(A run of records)
------------------------------

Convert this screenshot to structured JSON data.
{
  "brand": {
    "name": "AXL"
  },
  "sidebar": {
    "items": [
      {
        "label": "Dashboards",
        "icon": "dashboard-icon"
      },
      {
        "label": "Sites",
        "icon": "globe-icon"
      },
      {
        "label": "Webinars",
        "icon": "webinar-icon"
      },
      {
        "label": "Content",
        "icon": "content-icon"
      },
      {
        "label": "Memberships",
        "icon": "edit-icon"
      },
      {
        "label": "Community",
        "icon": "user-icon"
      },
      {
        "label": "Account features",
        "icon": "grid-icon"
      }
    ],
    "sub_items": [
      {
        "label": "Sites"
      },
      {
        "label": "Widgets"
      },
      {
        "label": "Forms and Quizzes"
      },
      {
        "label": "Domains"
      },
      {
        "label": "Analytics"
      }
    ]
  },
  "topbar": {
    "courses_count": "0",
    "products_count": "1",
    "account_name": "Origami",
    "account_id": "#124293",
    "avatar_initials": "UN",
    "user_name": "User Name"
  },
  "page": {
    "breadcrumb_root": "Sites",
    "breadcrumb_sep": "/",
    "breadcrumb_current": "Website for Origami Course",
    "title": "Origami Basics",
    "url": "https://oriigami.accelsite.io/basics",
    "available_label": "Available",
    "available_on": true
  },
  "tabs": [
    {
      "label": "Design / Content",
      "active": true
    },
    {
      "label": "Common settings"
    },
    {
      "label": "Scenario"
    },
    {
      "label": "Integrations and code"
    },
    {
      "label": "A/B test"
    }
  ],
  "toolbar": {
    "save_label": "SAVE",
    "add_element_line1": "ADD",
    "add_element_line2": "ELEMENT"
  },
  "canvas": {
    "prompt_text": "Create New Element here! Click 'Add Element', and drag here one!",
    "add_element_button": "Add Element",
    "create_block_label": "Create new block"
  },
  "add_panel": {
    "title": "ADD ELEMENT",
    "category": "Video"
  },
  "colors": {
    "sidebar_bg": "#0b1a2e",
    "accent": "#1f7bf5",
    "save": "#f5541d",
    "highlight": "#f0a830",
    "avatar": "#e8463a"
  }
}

------------------------------

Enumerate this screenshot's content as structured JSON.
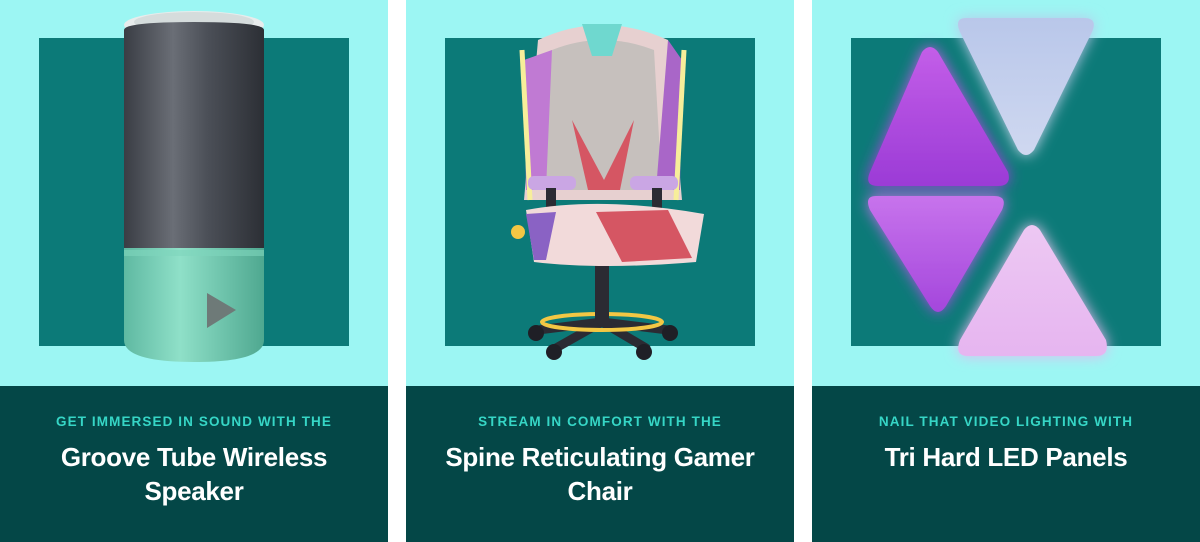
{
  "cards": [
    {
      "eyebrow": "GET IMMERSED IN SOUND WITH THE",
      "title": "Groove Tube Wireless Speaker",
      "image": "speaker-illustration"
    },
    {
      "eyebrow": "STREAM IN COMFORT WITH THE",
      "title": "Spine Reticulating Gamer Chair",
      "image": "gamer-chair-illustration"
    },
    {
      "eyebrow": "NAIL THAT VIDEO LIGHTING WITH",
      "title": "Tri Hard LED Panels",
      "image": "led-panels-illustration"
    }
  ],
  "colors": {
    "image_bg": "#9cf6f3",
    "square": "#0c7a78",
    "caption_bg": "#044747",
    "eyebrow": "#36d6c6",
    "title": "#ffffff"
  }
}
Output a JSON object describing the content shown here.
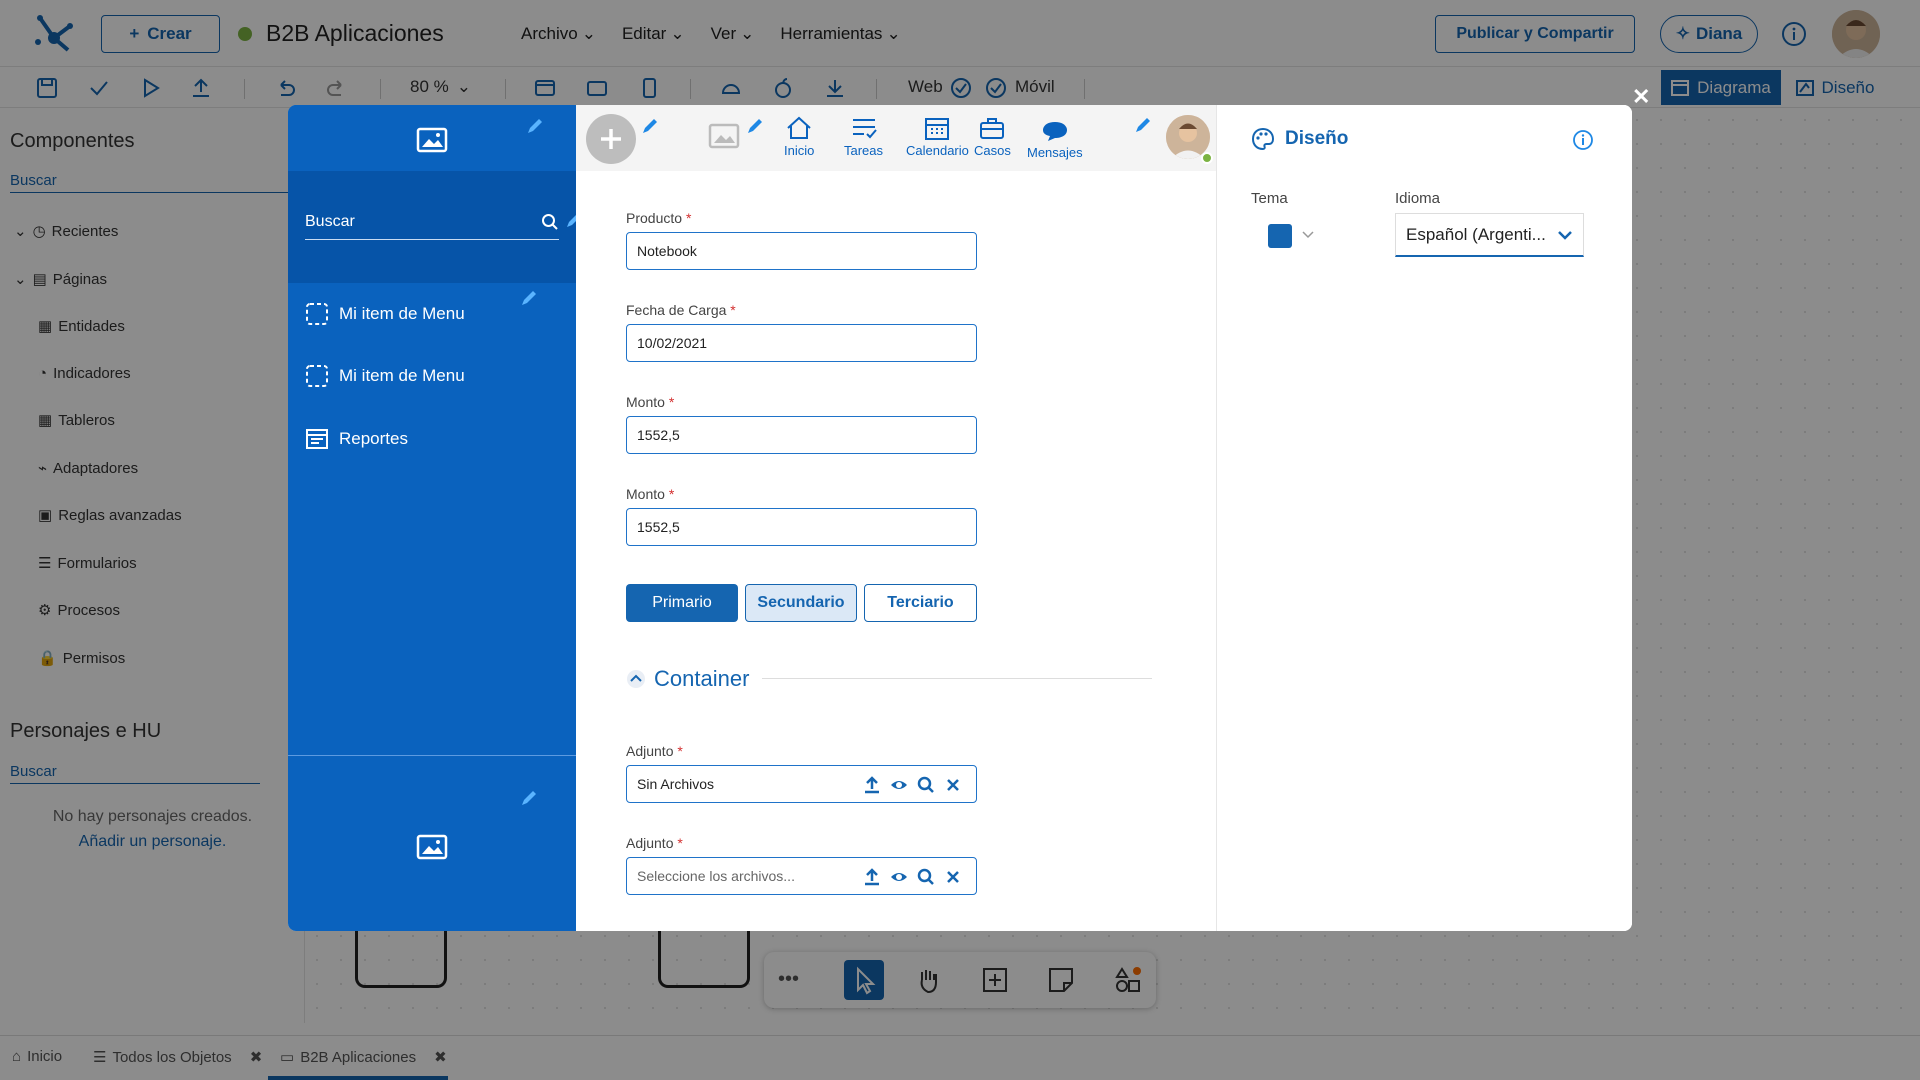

------------------------------

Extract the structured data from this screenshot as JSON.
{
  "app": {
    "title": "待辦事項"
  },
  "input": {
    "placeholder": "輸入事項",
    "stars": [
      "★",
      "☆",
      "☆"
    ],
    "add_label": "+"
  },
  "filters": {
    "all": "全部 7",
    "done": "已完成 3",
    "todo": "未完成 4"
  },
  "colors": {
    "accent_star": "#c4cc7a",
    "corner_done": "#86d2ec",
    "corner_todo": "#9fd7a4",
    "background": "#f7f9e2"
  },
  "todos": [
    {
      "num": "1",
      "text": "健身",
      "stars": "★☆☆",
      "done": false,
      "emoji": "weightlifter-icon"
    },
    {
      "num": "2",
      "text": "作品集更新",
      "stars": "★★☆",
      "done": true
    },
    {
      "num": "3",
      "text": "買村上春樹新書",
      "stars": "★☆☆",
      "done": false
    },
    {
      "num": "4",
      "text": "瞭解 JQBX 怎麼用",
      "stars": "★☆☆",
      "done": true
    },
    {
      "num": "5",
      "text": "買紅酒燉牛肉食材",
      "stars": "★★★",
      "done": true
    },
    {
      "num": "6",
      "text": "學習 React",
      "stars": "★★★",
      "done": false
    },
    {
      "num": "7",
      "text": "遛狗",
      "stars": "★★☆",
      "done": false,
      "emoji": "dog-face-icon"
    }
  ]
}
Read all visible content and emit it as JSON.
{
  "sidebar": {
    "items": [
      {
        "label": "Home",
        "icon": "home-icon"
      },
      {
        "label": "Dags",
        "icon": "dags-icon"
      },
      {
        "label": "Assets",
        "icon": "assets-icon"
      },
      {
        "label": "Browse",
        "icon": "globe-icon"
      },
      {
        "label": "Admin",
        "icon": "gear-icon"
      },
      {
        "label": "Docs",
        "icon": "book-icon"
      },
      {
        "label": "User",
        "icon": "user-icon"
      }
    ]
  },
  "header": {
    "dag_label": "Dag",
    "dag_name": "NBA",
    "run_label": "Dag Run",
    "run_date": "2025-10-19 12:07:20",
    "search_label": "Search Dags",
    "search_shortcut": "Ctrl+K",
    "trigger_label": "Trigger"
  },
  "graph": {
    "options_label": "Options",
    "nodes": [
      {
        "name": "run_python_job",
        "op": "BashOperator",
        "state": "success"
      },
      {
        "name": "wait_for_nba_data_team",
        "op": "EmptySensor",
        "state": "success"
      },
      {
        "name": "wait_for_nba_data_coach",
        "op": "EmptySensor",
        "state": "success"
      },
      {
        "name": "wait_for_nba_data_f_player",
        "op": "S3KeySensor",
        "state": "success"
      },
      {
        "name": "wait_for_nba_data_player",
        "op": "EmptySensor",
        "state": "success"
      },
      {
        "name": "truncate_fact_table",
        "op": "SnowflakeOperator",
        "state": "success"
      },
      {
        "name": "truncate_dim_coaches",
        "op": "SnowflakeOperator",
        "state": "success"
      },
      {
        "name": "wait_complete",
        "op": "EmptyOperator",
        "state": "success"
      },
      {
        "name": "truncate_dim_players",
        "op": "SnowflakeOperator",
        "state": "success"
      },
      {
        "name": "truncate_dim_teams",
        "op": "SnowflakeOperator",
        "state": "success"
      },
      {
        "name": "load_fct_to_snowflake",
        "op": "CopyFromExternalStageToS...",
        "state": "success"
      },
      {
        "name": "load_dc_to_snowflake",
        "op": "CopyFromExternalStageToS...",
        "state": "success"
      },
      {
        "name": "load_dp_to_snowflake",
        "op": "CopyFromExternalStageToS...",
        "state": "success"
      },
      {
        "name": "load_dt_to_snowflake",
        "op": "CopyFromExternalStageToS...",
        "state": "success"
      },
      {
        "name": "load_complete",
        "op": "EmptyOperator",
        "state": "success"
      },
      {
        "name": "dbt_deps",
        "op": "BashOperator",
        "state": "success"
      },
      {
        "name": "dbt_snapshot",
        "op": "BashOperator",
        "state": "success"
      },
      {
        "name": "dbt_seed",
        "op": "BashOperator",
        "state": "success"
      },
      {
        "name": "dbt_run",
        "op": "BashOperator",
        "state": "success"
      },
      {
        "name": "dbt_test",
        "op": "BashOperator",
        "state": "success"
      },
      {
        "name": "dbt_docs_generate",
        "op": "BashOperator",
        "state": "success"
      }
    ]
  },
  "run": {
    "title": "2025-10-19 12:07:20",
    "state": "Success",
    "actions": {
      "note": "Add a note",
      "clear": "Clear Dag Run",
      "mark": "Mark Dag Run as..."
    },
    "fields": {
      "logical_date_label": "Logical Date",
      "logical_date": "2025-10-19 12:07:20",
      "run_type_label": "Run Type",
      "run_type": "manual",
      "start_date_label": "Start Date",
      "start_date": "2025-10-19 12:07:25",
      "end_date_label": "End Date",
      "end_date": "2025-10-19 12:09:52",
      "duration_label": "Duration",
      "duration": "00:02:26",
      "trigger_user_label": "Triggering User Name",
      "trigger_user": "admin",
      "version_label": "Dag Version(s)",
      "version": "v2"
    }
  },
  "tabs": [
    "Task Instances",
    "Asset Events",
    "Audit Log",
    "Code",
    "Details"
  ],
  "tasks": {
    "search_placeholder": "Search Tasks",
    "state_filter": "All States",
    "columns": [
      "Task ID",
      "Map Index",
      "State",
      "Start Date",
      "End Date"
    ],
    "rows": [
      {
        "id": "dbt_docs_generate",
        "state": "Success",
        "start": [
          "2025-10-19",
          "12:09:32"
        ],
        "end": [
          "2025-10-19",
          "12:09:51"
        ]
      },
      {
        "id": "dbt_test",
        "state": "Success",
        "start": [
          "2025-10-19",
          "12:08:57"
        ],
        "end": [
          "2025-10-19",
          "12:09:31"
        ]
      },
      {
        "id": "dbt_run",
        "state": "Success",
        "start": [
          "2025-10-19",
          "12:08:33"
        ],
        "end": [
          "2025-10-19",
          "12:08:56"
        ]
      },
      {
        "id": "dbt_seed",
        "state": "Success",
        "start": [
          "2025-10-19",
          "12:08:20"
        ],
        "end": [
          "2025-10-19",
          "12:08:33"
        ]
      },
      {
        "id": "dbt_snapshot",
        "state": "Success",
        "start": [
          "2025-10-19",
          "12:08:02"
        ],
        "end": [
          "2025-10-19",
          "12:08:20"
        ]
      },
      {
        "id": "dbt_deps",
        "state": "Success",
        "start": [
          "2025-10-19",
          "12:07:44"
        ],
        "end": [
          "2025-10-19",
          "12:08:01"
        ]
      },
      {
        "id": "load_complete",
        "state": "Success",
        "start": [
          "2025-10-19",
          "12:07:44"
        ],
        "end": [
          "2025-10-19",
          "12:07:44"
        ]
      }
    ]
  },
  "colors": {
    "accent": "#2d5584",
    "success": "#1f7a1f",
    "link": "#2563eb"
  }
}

------------------------------

**Required task**
Repeat only the lines from the one with "Enumerate this screenshot's" down to the one with "Output a JSON", word for word and both included, and leave the pictures out.

**Solution**
Enumerate this screenshot's content as structured JSON.
{
  "cards": [
    {
      "eyebrow": "GET IMMERSED IN SOUND WITH THE",
      "title": "Groove Tube Wireless Speaker",
      "image": "speaker-illustration"
    },
    {
      "eyebrow": "STREAM IN COMFORT WITH THE",
      "title": "Spine Reticulating Gamer Chair",
      "image": "gamer-chair-illustration"
    },
    {
      "eyebrow": "NAIL THAT VIDEO LIGHTING WITH",
      "title": "Tri Hard LED Panels",
      "image": "led-panels-illustration"
    }
  ],
  "colors": {
    "image_bg": "#9cf6f3",
    "square": "#0c7a78",
    "caption_bg": "#044747",
    "eyebrow": "#36d6c6",
    "title": "#ffffff"
  }
}
Output a JSON object describing the content shown here.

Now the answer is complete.